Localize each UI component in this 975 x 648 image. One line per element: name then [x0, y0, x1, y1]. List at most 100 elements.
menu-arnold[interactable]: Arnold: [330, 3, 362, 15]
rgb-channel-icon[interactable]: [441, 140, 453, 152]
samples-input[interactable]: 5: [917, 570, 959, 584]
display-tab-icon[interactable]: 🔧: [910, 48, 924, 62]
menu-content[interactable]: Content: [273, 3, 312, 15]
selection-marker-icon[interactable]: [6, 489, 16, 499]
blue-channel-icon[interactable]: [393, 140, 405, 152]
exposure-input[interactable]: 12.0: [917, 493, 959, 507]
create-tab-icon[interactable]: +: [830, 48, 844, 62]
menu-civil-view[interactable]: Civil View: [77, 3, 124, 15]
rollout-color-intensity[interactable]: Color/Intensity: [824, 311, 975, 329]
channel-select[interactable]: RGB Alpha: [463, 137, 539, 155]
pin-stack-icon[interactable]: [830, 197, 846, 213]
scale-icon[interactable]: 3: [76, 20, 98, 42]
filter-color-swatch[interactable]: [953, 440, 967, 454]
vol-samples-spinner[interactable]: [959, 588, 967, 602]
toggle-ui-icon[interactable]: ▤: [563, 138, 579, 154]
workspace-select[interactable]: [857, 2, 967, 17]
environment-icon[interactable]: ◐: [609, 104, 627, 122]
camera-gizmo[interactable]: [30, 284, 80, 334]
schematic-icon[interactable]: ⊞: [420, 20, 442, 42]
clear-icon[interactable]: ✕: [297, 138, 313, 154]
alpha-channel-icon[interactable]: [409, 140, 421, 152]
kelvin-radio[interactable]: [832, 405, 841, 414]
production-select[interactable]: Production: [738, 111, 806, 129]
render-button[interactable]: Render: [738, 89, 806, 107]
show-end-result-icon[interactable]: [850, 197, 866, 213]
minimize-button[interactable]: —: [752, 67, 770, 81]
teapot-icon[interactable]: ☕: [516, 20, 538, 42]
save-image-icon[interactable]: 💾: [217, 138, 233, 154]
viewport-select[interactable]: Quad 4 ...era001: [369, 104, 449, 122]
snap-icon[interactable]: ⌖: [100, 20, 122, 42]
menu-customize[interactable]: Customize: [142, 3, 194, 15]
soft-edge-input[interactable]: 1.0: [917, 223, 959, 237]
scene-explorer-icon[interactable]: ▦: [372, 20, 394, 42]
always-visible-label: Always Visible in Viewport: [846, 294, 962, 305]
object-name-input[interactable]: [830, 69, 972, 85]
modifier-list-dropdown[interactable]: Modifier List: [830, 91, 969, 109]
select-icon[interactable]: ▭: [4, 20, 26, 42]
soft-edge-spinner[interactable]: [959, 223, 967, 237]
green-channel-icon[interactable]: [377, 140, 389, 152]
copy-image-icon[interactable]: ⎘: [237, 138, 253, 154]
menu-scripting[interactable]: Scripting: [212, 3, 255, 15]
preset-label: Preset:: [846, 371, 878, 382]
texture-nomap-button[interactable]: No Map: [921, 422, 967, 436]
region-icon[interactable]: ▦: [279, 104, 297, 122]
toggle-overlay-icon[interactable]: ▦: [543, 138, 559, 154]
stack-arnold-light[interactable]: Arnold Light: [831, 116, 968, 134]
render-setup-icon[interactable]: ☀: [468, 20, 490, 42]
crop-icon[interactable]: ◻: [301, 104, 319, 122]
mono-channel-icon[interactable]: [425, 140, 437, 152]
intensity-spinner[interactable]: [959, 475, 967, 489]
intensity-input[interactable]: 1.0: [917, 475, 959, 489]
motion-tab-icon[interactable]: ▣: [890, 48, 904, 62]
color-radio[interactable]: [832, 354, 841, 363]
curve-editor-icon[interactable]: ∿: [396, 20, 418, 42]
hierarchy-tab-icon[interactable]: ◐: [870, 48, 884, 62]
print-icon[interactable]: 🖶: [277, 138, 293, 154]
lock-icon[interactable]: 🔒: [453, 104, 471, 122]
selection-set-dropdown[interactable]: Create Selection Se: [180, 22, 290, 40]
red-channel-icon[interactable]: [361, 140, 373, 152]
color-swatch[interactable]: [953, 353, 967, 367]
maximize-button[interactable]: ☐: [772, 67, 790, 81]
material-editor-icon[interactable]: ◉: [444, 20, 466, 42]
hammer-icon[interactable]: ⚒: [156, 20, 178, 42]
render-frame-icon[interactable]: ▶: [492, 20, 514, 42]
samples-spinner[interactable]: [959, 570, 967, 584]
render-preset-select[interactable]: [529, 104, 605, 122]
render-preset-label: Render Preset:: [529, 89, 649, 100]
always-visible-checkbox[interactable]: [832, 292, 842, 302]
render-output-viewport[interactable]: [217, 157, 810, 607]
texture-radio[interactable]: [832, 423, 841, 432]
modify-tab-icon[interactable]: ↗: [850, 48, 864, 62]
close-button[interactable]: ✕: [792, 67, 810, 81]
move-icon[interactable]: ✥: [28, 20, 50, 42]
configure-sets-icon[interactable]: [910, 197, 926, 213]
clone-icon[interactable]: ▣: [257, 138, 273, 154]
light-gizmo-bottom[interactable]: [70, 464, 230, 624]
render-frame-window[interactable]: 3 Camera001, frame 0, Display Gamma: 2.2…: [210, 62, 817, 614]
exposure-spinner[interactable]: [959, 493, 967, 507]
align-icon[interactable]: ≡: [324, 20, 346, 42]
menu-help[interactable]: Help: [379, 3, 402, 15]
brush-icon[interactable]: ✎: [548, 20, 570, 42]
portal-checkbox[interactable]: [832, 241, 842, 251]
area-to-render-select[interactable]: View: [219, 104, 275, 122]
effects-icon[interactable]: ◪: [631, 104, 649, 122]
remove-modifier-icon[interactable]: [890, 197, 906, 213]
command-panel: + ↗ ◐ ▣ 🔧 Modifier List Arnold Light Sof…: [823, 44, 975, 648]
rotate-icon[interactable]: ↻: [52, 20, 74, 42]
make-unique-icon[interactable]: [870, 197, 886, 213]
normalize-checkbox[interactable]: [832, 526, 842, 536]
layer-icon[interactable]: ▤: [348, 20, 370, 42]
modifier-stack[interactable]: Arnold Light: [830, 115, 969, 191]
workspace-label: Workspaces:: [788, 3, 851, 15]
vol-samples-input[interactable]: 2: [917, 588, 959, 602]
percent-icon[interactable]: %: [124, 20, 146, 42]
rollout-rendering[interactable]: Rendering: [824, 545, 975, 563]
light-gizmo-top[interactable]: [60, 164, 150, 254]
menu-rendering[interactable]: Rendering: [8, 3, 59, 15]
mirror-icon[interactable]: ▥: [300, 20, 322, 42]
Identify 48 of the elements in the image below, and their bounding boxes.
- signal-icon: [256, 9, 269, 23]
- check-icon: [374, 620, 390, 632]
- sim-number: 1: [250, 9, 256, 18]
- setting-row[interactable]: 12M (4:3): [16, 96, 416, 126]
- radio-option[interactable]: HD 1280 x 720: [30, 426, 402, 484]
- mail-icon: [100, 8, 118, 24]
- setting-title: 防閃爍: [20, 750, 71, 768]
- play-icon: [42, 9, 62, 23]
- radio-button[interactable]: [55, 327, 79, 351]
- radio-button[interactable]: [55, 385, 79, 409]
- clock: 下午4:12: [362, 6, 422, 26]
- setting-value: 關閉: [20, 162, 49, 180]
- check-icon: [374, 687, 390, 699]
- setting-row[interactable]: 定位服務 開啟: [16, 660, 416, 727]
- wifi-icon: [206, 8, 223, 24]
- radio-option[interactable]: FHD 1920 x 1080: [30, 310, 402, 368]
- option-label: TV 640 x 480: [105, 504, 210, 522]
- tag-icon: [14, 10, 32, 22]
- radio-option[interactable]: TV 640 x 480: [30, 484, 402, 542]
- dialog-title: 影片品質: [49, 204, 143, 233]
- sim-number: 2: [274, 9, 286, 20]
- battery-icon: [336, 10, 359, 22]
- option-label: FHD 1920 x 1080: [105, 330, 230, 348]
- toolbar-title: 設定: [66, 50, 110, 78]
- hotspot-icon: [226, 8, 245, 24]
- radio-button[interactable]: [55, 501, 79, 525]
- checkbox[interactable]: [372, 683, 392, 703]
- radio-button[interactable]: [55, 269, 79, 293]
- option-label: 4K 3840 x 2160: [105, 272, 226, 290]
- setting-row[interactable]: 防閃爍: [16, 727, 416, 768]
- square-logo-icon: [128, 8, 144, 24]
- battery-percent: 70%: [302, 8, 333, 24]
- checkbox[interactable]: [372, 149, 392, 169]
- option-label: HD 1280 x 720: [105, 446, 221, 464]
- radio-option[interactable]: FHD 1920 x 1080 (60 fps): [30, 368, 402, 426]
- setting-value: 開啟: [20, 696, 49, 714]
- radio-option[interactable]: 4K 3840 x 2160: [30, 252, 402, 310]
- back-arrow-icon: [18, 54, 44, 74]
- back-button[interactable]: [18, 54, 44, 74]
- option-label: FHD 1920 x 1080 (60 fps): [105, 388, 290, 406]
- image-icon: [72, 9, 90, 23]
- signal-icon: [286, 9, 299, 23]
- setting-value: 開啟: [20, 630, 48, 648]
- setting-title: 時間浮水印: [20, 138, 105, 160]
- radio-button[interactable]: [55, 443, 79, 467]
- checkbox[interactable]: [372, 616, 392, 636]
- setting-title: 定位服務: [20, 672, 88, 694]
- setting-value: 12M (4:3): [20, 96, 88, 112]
==========
TRAVAIL À RÉALISER: Recopiez fidèlement la partie des enregistrements ci-dessus qui s'étend de leur début jusqu'à la ligne contenant « menu-civil-view[interactable]: Civil View: [77, 3, 124, 15] », cette ligne incluse.

CORRIGÉ CI-APRÈS:
Localize each UI component in this 975 x 648 image. One line per element: name then [x0, y0, x1, y1]. List at most 100 elements.
menu-arnold[interactable]: Arnold: [330, 3, 362, 15]
rgb-channel-icon[interactable]: [441, 140, 453, 152]
samples-input[interactable]: 5: [917, 570, 959, 584]
display-tab-icon[interactable]: 🔧: [910, 48, 924, 62]
menu-content[interactable]: Content: [273, 3, 312, 15]
selection-marker-icon[interactable]: [6, 489, 16, 499]
blue-channel-icon[interactable]: [393, 140, 405, 152]
exposure-input[interactable]: 12.0: [917, 493, 959, 507]
create-tab-icon[interactable]: +: [830, 48, 844, 62]
menu-civil-view[interactable]: Civil View: [77, 3, 124, 15]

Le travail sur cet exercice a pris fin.